» GOAL OF THE EXERCISE
Give the data a second time, exactly and in full.

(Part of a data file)
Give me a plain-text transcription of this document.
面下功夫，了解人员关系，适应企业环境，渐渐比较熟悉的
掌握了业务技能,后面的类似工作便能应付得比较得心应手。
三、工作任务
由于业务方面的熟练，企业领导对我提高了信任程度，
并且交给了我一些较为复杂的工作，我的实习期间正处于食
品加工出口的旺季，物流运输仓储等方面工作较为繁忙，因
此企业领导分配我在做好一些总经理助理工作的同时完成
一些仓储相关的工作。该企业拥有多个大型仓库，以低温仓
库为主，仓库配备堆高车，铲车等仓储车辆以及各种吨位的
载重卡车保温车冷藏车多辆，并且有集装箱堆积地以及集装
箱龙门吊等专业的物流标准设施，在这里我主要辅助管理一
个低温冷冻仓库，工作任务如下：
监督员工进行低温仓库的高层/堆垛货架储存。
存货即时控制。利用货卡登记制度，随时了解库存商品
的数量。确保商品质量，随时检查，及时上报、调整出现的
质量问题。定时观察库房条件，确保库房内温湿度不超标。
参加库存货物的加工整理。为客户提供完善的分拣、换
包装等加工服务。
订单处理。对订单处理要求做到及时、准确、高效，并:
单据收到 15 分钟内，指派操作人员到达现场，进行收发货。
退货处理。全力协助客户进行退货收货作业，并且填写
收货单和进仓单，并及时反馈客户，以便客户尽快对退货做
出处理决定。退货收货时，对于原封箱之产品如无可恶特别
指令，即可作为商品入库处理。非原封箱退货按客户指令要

» WRITTEN RESPONSE
Give me a plain-text transcription of this document.
面下功夫，了解人员关系，适应企业环境，渐渐比较熟悉的
掌握了业务技能,后面的类似工作便能应付得比较得心应手。
三、工作任务
由于业务方面的熟练，企业领导对我提高了信任程度，
并且交给了我一些较为复杂的工作，我的实习期间正处于食
品加工出口的旺季，物流运输仓储等方面工作较为繁忙，因
此企业领导分配我在做好一些总经理助理工作的同时完成
一些仓储相关的工作。该企业拥有多个大型仓库，以低温仓
库为主，仓库配备堆高车，铲车等仓储车辆以及各种吨位的
载重卡车保温车冷藏车多辆，并且有集装箱堆积地以及集装
箱龙门吊等专业的物流标准设施，在这里我主要辅助管理一
个低温冷冻仓库，工作任务如下：
监督员工进行低温仓库的高层/堆垛货架储存。
存货即时控制。利用货卡登记制度，随时了解库存商品
的数量。确保商品质量，随时检查，及时上报、调整出现的
质量问题。定时观察库房条件，确保库房内温湿度不超标。
参加库存货物的加工整理。为客户提供完善的分拣、换
包装等加工服务。
订单处理。对订单处理要求做到及时、准确、高效，并:
单据收到 15 分钟内，指派操作人员到达现场，进行收发货。
退货处理。全力协助客户进行退货收货作业，并且填写
收货单和进仓单，并及时反馈客户，以便客户尽快对退货做
出处理决定。退货收货时，对于原封箱之产品如无可恶特别
指令，即可作为商品入库处理。非原封箱退货按客户指令要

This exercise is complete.